[start of EXTRACTED INFORMATION]

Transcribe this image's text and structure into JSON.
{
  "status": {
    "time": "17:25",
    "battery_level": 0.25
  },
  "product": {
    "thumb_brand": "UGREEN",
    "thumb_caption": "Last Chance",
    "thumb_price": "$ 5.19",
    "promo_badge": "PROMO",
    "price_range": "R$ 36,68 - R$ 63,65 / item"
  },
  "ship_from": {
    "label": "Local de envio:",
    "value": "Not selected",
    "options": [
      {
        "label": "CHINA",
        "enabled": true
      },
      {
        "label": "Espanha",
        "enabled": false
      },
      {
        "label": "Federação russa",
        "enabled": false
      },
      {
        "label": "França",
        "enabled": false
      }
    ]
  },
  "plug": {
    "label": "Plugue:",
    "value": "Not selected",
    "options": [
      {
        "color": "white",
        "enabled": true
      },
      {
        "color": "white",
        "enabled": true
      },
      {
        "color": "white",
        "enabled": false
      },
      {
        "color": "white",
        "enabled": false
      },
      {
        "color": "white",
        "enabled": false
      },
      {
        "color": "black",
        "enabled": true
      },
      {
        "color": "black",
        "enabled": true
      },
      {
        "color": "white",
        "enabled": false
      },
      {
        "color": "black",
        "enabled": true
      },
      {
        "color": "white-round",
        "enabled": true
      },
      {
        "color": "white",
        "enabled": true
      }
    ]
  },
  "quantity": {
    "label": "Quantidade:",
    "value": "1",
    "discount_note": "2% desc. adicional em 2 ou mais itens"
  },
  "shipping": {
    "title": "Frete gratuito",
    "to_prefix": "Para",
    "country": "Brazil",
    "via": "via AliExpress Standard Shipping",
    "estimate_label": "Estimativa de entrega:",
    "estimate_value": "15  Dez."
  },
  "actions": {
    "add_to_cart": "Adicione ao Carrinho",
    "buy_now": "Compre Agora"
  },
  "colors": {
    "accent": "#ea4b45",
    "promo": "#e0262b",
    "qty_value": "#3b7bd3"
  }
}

[end of EXTRACTED INFORMATION]

» GIVEN EXERCISE
Reproduce the entire listing word for word.

» WORKED ANSWER
Transcribe this image's text and structure into JSON.
{
  "status": {
    "time": "17:25",
    "battery_level": 0.25
  },
  "product": {
    "thumb_brand": "UGREEN",
    "thumb_caption": "Last Chance",
    "thumb_price": "$ 5.19",
    "promo_badge": "PROMO",
    "price_range": "R$ 36,68 - R$ 63,65 / item"
  },
  "ship_from": {
    "label": "Local de envio:",
    "value": "Not selected",
    "options": [
      {
        "label": "CHINA",
        "enabled": true
      },
      {
        "label": "Espanha",
        "enabled": false
      },
      {
        "label": "Federação russa",
        "enabled": false
      },
      {
        "label": "França",
        "enabled": false
      }
    ]
  },
  "plug": {
    "label": "Plugue:",
    "value": "Not selected",
    "options": [
      {
        "color": "white",
        "enabled": true
      },
      {
        "color": "white",
        "enabled": true
      },
      {
        "color": "white",
        "enabled": false
      },
      {
        "color": "white",
        "enabled": false
      },
      {
        "color": "white",
        "enabled": false
      },
      {
        "color": "black",
        "enabled": true
      },
      {
        "color": "black",
        "enabled": true
      },
      {
        "color": "white",
        "enabled": false
      },
      {
        "color": "black",
        "enabled": true
      },
      {
        "color": "white-round",
        "enabled": true
      },
      {
        "color": "white",
        "enabled": true
      }
    ]
  },
  "quantity": {
    "label": "Quantidade:",
    "value": "1",
    "discount_note": "2% desc. adicional em 2 ou mais itens"
  },
  "shipping": {
    "title": "Frete gratuito",
    "to_prefix": "Para",
    "country": "Brazil",
    "via": "via AliExpress Standard Shipping",
    "estimate_label": "Estimativa de entrega:",
    "estimate_value": "15  Dez."
  },
  "actions": {
    "add_to_cart": "Adicione ao Carrinho",
    "buy_now": "Compre Agora"
  },
  "colors": {
    "accent": "#ea4b45",
    "promo": "#e0262b",
    "qty_value": "#3b7bd3"
  }
}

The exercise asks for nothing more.